> [Task description]: State only the number of lines that include "title".

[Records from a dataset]

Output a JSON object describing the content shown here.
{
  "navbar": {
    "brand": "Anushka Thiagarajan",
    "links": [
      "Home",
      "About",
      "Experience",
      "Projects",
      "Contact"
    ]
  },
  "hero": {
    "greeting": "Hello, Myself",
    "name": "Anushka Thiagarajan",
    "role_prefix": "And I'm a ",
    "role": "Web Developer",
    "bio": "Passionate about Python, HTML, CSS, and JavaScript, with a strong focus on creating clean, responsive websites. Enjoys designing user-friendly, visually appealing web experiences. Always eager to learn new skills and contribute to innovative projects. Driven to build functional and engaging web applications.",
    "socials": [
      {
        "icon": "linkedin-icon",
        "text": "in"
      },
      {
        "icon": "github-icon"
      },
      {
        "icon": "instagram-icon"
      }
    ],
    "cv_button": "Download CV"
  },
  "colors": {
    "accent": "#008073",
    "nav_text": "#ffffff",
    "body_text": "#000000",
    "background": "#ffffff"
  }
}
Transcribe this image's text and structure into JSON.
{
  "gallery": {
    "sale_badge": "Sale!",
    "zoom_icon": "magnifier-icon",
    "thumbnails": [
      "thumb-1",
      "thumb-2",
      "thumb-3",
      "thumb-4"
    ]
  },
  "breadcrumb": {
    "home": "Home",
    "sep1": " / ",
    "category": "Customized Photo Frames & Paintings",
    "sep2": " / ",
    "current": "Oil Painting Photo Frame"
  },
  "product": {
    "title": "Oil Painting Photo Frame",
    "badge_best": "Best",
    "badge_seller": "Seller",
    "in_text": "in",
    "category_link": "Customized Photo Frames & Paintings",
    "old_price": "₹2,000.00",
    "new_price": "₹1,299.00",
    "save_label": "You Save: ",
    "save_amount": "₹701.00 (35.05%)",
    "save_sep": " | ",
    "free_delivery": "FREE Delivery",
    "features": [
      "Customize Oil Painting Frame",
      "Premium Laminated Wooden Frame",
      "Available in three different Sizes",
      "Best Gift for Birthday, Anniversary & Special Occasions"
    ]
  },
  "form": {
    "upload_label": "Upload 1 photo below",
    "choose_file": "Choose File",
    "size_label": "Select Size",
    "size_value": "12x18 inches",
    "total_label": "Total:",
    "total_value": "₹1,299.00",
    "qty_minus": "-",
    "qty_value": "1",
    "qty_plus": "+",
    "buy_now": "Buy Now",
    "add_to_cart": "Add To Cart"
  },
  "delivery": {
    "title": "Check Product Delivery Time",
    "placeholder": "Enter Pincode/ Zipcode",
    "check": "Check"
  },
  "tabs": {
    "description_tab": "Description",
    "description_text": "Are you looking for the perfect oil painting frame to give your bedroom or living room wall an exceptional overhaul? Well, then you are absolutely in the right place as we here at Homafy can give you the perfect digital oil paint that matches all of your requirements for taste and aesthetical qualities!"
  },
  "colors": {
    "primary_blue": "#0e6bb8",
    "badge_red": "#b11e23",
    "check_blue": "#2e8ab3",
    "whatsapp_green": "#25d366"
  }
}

> [Exercise solution]: 2